§ Task details
Find the string "البخاري" in the entries and copy each line that has it.

§ Excerpted records
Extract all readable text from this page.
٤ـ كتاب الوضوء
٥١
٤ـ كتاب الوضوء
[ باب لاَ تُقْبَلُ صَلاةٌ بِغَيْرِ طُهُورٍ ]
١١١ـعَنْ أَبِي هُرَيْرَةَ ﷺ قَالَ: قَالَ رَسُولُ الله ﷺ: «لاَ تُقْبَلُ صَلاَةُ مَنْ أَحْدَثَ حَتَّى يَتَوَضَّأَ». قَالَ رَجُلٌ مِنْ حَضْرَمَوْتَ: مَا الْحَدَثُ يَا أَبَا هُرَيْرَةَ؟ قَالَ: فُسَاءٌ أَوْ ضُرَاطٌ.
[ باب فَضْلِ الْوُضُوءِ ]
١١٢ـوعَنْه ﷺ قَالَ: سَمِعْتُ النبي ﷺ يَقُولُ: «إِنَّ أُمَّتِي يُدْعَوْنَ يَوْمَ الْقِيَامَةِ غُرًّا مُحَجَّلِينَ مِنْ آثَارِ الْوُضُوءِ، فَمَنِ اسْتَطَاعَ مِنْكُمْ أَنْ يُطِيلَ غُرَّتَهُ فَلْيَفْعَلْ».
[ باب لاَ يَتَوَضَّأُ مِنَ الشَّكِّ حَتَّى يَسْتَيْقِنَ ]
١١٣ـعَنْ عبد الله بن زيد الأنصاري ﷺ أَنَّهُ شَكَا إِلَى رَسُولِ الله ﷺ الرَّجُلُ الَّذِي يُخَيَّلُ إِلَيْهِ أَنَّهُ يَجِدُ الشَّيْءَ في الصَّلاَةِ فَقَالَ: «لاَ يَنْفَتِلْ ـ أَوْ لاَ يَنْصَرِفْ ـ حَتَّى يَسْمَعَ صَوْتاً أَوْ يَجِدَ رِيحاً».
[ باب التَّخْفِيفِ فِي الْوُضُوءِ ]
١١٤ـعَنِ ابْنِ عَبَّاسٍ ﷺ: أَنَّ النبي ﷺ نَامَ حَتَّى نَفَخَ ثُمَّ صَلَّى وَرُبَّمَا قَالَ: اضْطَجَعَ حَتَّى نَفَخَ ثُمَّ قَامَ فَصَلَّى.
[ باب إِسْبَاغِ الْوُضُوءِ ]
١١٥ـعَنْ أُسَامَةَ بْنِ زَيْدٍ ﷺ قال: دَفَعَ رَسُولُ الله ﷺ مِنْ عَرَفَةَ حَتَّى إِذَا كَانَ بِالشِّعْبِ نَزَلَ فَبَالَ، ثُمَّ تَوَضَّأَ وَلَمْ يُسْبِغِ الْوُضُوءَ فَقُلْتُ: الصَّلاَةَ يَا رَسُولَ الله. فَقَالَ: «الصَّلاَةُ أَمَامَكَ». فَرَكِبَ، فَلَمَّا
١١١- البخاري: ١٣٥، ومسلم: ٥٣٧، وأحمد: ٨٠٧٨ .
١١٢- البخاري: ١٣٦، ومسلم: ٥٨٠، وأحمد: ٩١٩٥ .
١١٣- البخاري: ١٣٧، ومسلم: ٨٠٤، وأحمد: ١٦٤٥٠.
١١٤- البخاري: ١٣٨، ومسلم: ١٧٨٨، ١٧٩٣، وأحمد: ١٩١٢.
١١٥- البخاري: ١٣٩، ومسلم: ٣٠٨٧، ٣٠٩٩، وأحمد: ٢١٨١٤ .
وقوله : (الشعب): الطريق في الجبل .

---

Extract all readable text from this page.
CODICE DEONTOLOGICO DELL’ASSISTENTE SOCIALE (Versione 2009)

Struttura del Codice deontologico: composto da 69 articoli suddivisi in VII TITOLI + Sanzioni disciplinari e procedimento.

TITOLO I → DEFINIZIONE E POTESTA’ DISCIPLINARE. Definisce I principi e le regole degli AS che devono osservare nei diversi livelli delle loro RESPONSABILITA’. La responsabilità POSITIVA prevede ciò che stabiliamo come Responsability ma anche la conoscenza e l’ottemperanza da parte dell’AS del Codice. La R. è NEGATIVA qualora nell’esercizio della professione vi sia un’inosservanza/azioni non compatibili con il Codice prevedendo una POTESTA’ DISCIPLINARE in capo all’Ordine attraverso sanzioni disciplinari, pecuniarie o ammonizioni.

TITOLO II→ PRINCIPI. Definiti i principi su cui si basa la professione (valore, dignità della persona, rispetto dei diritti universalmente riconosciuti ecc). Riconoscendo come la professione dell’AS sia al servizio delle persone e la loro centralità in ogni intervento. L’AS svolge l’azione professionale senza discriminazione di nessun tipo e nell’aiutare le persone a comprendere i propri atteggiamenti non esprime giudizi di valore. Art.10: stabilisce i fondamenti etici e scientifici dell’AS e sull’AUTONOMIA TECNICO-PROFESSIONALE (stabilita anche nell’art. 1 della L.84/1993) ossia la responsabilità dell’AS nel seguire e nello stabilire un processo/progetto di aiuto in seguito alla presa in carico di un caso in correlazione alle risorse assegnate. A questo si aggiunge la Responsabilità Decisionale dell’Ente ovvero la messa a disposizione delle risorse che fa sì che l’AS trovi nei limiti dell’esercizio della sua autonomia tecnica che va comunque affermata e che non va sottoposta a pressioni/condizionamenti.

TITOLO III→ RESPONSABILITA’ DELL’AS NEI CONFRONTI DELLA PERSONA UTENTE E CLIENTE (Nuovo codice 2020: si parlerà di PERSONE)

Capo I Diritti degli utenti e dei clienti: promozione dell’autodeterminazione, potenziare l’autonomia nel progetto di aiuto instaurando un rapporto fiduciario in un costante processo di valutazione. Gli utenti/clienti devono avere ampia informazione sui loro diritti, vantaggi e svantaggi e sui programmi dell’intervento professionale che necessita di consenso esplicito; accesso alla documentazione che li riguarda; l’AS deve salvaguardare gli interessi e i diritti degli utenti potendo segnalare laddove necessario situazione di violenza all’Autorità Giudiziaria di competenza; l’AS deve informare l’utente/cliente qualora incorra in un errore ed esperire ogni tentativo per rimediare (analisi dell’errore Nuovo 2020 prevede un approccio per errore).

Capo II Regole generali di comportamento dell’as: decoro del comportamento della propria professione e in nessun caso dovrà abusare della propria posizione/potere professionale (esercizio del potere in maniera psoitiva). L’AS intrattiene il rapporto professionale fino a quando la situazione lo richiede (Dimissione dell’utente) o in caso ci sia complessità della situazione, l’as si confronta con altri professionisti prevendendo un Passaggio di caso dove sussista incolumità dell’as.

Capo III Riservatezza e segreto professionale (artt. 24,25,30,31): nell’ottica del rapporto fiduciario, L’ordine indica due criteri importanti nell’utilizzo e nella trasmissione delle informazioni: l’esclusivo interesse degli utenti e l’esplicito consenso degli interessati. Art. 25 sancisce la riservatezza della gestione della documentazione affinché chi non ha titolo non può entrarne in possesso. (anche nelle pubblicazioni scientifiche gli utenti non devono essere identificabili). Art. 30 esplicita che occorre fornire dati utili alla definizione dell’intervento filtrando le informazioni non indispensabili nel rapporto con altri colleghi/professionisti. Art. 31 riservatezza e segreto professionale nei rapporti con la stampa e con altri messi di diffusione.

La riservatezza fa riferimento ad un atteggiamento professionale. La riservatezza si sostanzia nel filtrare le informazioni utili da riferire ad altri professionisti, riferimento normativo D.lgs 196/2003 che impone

§ Task answer
١١١- البخاري: ١٣٥، ومسلم: ٥٣٧، وأحمد: ٨٠٧٨ .
١١٢- البخاري: ١٣٦، ومسلم: ٥٨٠، وأحمد: ٩١٩٥ .
١١٣- البخاري: ١٣٧، ومسلم: ٨٠٤، وأحمد: ١٦٤٥٠.
١١٤- البخاري: ١٣٨، ومسلم: ١٧٨٨، ١٧٩٣، وأحمد: ١٩١٢.
١١٥- البخاري: ١٣٩، ومسلم: ٣٠٨٧، ٣٠٩٩، وأحمد: ٢١٨١٤ .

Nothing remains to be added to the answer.